Selected passage
begin
The bustle and bust are made from plastic netting bags (that often package fruit and vegatables) and cereal bags. The bustle is accented with magnetic audio tape that I found somewhere.

Friday, December 7, 2007

a little jesus

You would have thought he was a little Jesus by the way he transformed the ER on Wednesday night.
Although we don't know how, Stewart injured his neck on Wednesday. He was completely out of character, crying hysterically and refusing to move his head. He kept saying that his hair and neck hurt. Mr. Tough Guy had officially fallen apart. Our dear friend, Dr. Rachel looked at him and said he should be checked out at the ER just in case it was something bad.
Off we went.
And into the ER he walked like a little Jesus (without the healing and parables). Everyone who caught a glimpse of our Stewart couldn't help but smile. He was wearing his green turtleneck, red overalls, blue snow boots, and stripped bear hat. By that time he was pleasant and quite serious. It seemed like the nurses didn't want to leave our room. The lady we shared a room with for an hour kept saying, "Stewart, help me be brave.", and "He's so sweet."
When we left, the man who was with Stewart's roomate, gave him dollar (Stewart calls it his penny.) The nurses were sad. We were thankful that he was alright and VERY proud.

Tuesday, December 4, 2007

still a sparrow

I often think of my Sparrow family. My grandma, Edna Sparrow, passed away in the late spring and my grandpa, Stewart Sparrow, passed away when I was in high school but most of the family is still in Spokane, Washington . Today, we were looking at the journal of a trip we took out there to visit the Sparrow family when Stewart was a year old. An amazing heritage we have in the Sparrows, brimming with detailed stories of adventure, family and community.
Whenever I see a little sparrow flying about or fluffing up it's feathers in the cold I can't help but smile. These little birds are delightful to watch. Their shape is charming. Even the word "sparrow" feels like a perfect word. Maybe growing up with this name, and knowing who the Sparrow family is created this affinity for them.
Here is a foretaste of some art I'm finishing, complete with a few sparrows. The art show is this Friday at the Harrison Center for the Arts. Try to come, if you can.
P.S. Check out our family's newest work for the Advent season at (Boring Advent Blog Extra)

Monday, December 3, 2007

i'm halfway to being a single parent

Mike has been working so much lately to prepare for a big trial. I've had a quasi-single-parent experience.
I have not enjoyed it... at all.
It has made me realize how much I rely on him to be home at a certain time. After dinner he and the boys usually wrestle or play chase and then he usually handles Stewart and Marshall's bedtime routine while I get Nigel ready for sleep. It's all on me these days. And then the weekends... I have missed having the freedom to work on my art or on other projects. I have missed having a substantial break from being alone with the kids. To have a partner in this endeavor is a huge gift, not to be underestimated.
end
Job 1
Translate this sentence from the blog posts into Spanish: "These little birds are delightful to watch."
Job 2
Set down the part of the blog posts that begins at the words "Although we don't" and stops after "Off we went.".

Provided material
begin
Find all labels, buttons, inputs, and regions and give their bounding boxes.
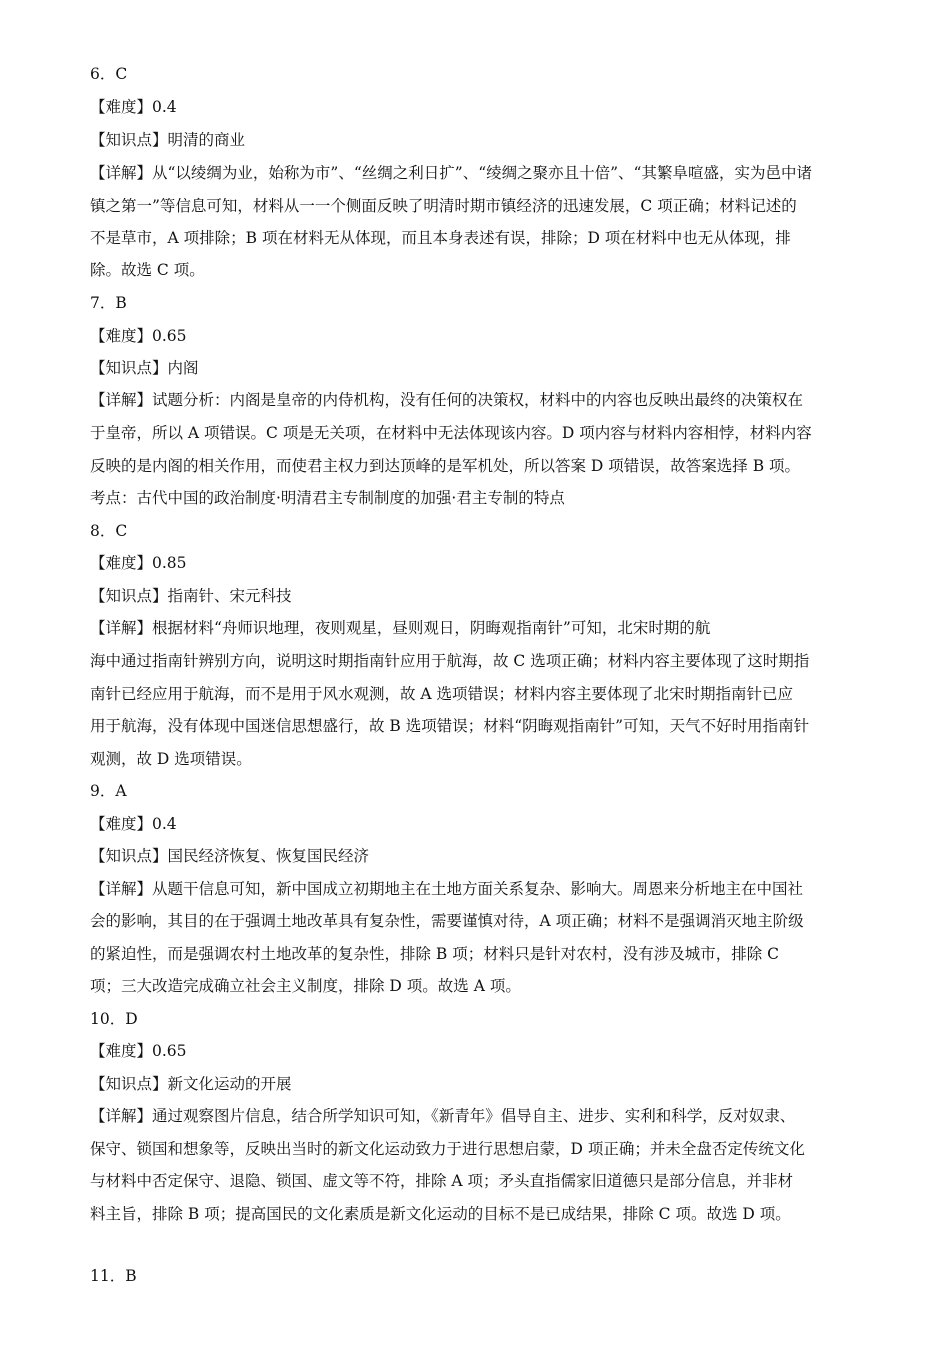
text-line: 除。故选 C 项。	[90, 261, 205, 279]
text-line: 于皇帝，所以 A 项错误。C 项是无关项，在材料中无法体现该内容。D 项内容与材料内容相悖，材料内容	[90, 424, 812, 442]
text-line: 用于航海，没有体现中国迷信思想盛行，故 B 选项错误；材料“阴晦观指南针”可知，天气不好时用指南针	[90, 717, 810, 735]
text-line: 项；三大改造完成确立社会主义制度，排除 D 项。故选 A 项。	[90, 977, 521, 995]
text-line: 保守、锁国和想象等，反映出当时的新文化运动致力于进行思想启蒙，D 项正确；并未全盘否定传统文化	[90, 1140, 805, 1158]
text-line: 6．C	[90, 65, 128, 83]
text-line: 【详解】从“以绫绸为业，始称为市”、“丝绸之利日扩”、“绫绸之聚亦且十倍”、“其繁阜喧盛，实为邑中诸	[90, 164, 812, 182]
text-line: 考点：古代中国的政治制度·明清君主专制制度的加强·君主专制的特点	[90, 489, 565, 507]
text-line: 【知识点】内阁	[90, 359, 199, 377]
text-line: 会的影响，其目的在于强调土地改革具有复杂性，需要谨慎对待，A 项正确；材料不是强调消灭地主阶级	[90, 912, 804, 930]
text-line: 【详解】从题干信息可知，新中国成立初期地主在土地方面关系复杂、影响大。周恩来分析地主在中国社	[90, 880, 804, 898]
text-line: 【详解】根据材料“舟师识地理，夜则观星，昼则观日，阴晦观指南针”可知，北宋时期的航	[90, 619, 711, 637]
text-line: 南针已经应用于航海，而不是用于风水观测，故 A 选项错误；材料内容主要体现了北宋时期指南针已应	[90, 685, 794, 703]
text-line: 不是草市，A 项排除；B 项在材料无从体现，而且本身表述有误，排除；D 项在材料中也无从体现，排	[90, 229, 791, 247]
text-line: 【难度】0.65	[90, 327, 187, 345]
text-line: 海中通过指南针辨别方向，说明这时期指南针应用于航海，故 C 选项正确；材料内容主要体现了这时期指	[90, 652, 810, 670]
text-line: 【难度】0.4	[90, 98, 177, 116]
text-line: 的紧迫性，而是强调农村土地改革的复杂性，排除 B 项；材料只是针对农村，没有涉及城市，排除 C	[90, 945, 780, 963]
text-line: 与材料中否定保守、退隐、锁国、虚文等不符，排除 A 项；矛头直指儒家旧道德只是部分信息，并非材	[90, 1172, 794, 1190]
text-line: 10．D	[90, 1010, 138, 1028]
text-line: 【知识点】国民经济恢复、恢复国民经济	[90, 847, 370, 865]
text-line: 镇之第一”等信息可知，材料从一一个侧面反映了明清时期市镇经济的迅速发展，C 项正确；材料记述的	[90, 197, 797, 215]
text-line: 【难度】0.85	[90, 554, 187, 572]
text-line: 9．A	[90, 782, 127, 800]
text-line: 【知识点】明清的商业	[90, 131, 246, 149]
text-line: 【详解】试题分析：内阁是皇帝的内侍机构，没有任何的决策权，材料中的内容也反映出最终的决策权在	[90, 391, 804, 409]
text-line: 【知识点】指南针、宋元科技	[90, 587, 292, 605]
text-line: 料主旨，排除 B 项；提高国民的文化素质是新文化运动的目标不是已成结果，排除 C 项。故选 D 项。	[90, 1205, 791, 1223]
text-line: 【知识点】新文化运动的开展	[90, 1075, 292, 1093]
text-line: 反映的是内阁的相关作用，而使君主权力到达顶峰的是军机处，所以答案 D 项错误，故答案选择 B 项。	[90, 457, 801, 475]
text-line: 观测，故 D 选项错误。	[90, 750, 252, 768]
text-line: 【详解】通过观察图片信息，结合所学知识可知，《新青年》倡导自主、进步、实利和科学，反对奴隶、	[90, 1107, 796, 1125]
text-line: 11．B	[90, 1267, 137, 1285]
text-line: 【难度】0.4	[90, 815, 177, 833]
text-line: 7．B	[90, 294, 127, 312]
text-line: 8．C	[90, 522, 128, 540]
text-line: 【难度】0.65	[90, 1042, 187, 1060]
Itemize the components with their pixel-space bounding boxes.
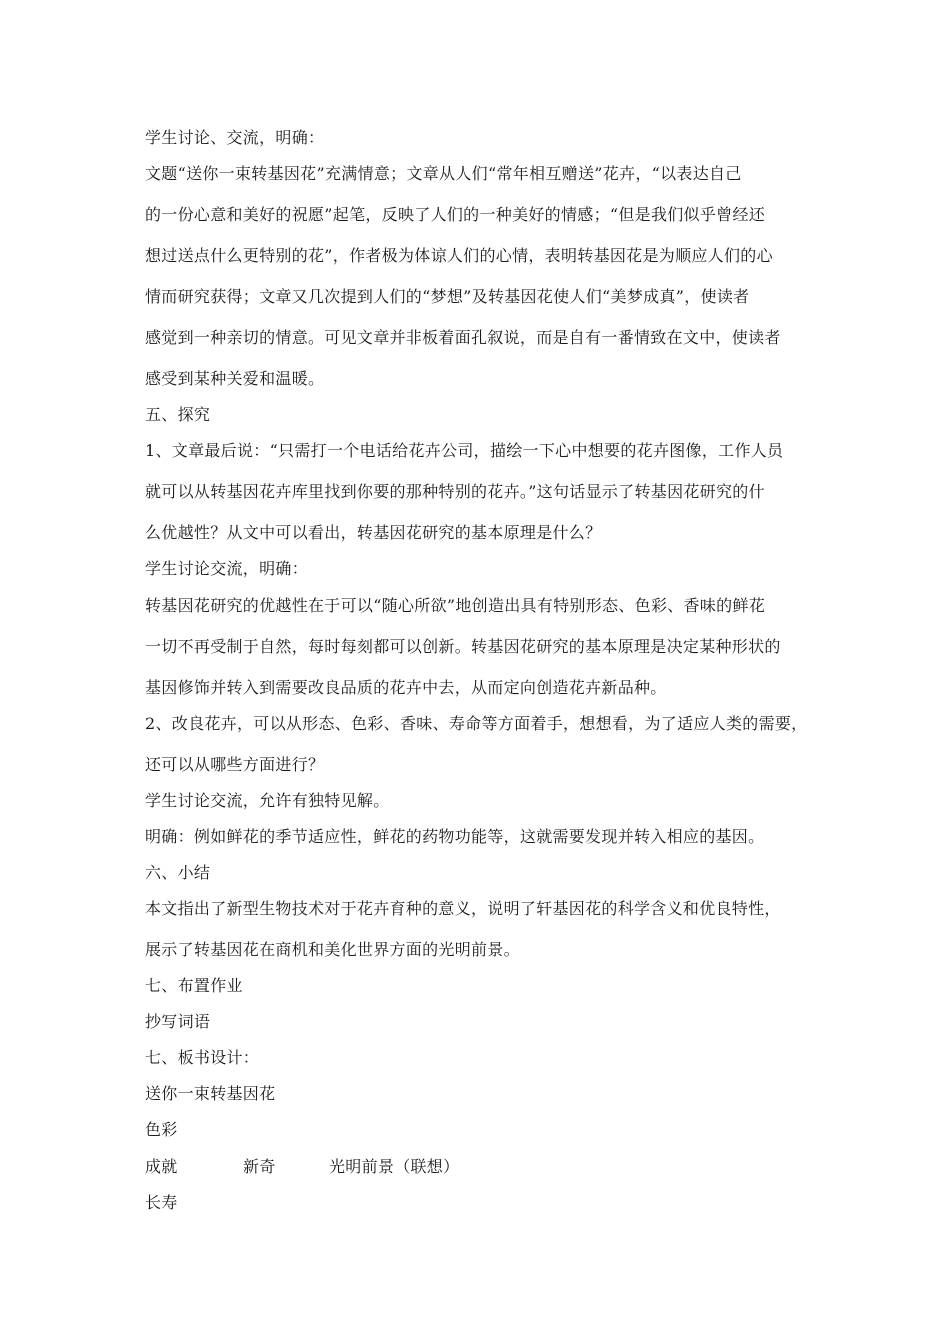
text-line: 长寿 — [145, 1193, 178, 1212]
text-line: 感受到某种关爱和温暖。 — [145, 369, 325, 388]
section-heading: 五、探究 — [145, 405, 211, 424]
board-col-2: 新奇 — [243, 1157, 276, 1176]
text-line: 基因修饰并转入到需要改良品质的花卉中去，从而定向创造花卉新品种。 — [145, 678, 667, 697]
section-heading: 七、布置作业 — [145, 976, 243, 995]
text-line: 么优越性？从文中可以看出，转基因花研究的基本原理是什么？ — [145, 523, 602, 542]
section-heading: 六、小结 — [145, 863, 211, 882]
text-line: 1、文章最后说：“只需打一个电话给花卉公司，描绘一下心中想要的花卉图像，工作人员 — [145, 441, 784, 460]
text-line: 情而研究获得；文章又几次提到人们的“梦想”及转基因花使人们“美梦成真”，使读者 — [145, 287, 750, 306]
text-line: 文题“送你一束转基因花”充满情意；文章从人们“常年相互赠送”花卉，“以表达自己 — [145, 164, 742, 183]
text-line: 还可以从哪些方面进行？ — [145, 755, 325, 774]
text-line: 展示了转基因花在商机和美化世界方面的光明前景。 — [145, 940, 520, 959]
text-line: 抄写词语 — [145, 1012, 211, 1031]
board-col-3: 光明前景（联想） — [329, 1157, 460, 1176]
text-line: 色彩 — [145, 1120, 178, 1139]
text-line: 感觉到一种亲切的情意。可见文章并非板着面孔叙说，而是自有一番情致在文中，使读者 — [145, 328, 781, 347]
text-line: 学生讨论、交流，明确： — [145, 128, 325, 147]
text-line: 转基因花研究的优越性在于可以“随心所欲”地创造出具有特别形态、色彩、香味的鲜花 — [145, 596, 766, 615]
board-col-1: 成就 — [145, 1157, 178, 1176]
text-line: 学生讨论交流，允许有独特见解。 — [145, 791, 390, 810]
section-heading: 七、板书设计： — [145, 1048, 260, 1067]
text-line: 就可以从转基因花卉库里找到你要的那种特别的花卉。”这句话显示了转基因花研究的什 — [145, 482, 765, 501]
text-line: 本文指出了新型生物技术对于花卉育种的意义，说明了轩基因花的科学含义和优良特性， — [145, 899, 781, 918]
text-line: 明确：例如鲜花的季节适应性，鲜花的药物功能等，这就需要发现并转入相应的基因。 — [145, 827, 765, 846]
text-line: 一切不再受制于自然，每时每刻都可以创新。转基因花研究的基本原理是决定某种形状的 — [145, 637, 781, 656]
end
Answer 1
Es un placer observar a estos pajaritos.

Answer 2
Although we don't know how, Stewart injured his neck on Wednesday. He was completely out of character, crying hysterically and refusing to move his head. He kept saying that his hair and neck hurt. Mr. Tough Guy had officially fallen apart. Our dear friend, Dr. Rachel looked at him and said he should be checked out at the ER just in case it was something bad.
Off we went.